_What you have to do_: Output the full material exactly as it appears here.

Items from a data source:

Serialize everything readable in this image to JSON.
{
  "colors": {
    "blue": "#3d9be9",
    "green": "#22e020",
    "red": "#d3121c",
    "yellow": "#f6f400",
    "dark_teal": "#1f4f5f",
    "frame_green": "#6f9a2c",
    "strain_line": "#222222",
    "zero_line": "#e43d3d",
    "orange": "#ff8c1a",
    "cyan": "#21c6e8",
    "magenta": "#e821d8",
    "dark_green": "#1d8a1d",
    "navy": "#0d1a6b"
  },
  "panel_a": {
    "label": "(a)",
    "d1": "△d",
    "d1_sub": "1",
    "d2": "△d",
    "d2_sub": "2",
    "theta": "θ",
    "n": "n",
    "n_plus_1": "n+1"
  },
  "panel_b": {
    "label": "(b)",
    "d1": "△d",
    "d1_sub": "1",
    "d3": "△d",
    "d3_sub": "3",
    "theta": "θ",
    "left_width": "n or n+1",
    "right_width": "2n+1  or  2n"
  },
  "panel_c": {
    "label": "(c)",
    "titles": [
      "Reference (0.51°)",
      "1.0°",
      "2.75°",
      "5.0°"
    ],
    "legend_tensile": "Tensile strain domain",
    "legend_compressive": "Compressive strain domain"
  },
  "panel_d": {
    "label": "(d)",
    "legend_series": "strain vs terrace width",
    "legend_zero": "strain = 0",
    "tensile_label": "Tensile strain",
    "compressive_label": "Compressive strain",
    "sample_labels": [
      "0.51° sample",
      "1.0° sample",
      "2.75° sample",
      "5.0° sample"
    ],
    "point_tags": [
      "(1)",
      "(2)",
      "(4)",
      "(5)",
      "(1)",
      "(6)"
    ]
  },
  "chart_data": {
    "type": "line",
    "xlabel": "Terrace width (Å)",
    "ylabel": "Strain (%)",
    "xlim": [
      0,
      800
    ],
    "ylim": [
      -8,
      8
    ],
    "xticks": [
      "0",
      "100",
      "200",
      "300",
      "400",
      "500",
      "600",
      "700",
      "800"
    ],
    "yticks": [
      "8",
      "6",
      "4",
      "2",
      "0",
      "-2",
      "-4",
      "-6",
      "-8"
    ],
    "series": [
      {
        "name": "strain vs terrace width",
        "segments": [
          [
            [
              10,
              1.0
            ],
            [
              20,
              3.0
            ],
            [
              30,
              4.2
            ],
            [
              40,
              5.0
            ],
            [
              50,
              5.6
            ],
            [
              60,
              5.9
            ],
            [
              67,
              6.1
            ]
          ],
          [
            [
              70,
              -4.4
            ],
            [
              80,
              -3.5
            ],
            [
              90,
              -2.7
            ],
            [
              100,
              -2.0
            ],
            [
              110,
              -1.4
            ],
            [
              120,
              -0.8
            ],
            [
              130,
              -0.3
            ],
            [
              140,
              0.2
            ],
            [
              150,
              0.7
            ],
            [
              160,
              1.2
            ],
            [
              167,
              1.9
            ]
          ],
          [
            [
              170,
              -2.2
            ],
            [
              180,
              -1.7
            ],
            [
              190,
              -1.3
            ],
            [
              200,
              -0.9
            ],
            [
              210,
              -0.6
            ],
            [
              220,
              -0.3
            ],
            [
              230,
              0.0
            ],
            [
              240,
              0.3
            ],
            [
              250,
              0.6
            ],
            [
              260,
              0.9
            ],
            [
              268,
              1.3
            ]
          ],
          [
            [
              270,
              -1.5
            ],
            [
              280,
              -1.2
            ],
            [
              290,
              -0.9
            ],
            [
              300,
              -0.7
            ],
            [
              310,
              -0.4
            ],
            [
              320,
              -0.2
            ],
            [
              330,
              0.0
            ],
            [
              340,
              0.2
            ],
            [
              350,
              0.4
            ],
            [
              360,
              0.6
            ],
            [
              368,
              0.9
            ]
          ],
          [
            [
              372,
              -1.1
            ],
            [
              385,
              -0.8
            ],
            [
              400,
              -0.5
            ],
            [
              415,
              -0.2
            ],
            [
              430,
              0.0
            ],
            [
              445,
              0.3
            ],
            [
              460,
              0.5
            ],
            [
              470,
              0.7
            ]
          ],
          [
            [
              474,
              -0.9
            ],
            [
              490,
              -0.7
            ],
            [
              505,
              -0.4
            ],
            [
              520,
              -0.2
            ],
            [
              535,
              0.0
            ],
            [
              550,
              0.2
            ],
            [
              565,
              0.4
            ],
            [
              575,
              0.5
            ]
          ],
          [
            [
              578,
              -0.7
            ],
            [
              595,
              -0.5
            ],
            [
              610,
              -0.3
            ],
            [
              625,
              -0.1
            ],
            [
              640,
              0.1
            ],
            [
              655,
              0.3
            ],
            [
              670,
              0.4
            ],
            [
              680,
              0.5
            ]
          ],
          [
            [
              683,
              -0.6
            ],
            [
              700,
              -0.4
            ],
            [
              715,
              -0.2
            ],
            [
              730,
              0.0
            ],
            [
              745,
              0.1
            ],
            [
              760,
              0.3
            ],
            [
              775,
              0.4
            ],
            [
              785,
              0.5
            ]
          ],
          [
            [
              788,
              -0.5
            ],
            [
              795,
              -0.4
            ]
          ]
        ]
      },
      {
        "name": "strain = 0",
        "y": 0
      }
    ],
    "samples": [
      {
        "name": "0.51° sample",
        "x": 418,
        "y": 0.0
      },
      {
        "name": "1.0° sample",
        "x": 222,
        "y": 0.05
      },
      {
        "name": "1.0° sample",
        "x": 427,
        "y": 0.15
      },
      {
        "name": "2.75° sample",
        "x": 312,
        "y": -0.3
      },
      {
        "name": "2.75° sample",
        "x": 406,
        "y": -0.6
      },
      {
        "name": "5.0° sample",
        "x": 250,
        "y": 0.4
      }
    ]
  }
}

_Solution_:
Serialize everything readable in this image to JSON.
{
  "colors": {
    "blue": "#3d9be9",
    "green": "#22e020",
    "red": "#d3121c",
    "yellow": "#f6f400",
    "dark_teal": "#1f4f5f",
    "frame_green": "#6f9a2c",
    "strain_line": "#222222",
    "zero_line": "#e43d3d",
    "orange": "#ff8c1a",
    "cyan": "#21c6e8",
    "magenta": "#e821d8",
    "dark_green": "#1d8a1d",
    "navy": "#0d1a6b"
  },
  "panel_a": {
    "label": "(a)",
    "d1": "△d",
    "d1_sub": "1",
    "d2": "△d",
    "d2_sub": "2",
    "theta": "θ",
    "n": "n",
    "n_plus_1": "n+1"
  },
  "panel_b": {
    "label": "(b)",
    "d1": "△d",
    "d1_sub": "1",
    "d3": "△d",
    "d3_sub": "3",
    "theta": "θ",
    "left_width": "n or n+1",
    "right_width": "2n+1  or  2n"
  },
  "panel_c": {
    "label": "(c)",
    "titles": [
      "Reference (0.51°)",
      "1.0°",
      "2.75°",
      "5.0°"
    ],
    "legend_tensile": "Tensile strain domain",
    "legend_compressive": "Compressive strain domain"
  },
  "panel_d": {
    "label": "(d)",
    "legend_series": "strain vs terrace width",
    "legend_zero": "strain = 0",
    "tensile_label": "Tensile strain",
    "compressive_label": "Compressive strain",
    "sample_labels": [
      "0.51° sample",
      "1.0° sample",
      "2.75° sample",
      "5.0° sample"
    ],
    "point_tags": [
      "(1)",
      "(2)",
      "(4)",
      "(5)",
      "(1)",
      "(6)"
    ]
  },
  "chart_data": {
    "type": "line",
    "xlabel": "Terrace width (Å)",
    "ylabel": "Strain (%)",
    "xlim": [
      0,
      800
    ],
    "ylim": [
      -8,
      8
    ],
    "xticks": [
      "0",
      "100",
      "200",
      "300",
      "400",
      "500",
      "600",
      "700",
      "800"
    ],
    "yticks": [
      "8",
      "6",
      "4",
      "2",
      "0",
      "-2",
      "-4",
      "-6",
      "-8"
    ],
    "series": [
      {
        "name": "strain vs terrace width",
        "segments": [
          [
            [
              10,
              1.0
            ],
            [
              20,
              3.0
            ],
            [
              30,
              4.2
            ],
            [
              40,
              5.0
            ],
            [
              50,
              5.6
            ],
            [
              60,
              5.9
            ],
            [
              67,
              6.1
            ]
          ],
          [
            [
              70,
              -4.4
            ],
            [
              80,
              -3.5
            ],
            [
              90,
              -2.7
            ],
            [
              100,
              -2.0
            ],
            [
              110,
              -1.4
            ],
            [
              120,
              -0.8
            ],
            [
              130,
              -0.3
            ],
            [
              140,
              0.2
            ],
            [
              150,
              0.7
            ],
            [
              160,
              1.2
            ],
            [
              167,
              1.9
            ]
          ],
          [
            [
              170,
              -2.2
            ],
            [
              180,
              -1.7
            ],
            [
              190,
              -1.3
            ],
            [
              200,
              -0.9
            ],
            [
              210,
              -0.6
            ],
            [
              220,
              -0.3
            ],
            [
              230,
              0.0
            ],
            [
              240,
              0.3
            ],
            [
              250,
              0.6
            ],
            [
              260,
              0.9
            ],
            [
              268,
              1.3
            ]
          ],
          [
            [
              270,
              -1.5
            ],
            [
              280,
              -1.2
            ],
            [
              290,
              -0.9
            ],
            [
              300,
              -0.7
            ],
            [
              310,
              -0.4
            ],
            [
              320,
              -0.2
            ],
            [
              330,
              0.0
            ],
            [
              340,
              0.2
            ],
            [
              350,
              0.4
            ],
            [
              360,
              0.6
            ],
            [
              368,
              0.9
            ]
          ],
          [
            [
              372,
              -1.1
            ],
            [
              385,
              -0.8
            ],
            [
              400,
              -0.5
            ],
            [
              415,
              -0.2
            ],
            [
              430,
              0.0
            ],
            [
              445,
              0.3
            ],
            [
              460,
              0.5
            ],
            [
              470,
              0.7
            ]
          ],
          [
            [
              474,
              -0.9
            ],
            [
              490,
              -0.7
            ],
            [
              505,
              -0.4
            ],
            [
              520,
              -0.2
            ],
            [
              535,
              0.0
            ],
            [
              550,
              0.2
            ],
            [
              565,
              0.4
            ],
            [
              575,
              0.5
            ]
          ],
          [
            [
              578,
              -0.7
            ],
            [
              595,
              -0.5
            ],
            [
              610,
              -0.3
            ],
            [
              625,
              -0.1
            ],
            [
              640,
              0.1
            ],
            [
              655,
              0.3
            ],
            [
              670,
              0.4
            ],
            [
              680,
              0.5
            ]
          ],
          [
            [
              683,
              -0.6
            ],
            [
              700,
              -0.4
            ],
            [
              715,
              -0.2
            ],
            [
              730,
              0.0
            ],
            [
              745,
              0.1
            ],
            [
              760,
              0.3
            ],
            [
              775,
              0.4
            ],
            [
              785,
              0.5
            ]
          ],
          [
            [
              788,
              -0.5
            ],
            [
              795,
              -0.4
            ]
          ]
        ]
      },
      {
        "name": "strain = 0",
        "y": 0
      }
    ],
    "samples": [
      {
        "name": "0.51° sample",
        "x": 418,
        "y": 0.0
      },
      {
        "name": "1.0° sample",
        "x": 222,
        "y": 0.05
      },
      {
        "name": "1.0° sample",
        "x": 427,
        "y": 0.15
      },
      {
        "name": "2.75° sample",
        "x": 312,
        "y": -0.3
      },
      {
        "name": "2.75° sample",
        "x": 406,
        "y": -0.6
      },
      {
        "name": "5.0° sample",
        "x": 250,
        "y": 0.4
      }
    ]
  }
}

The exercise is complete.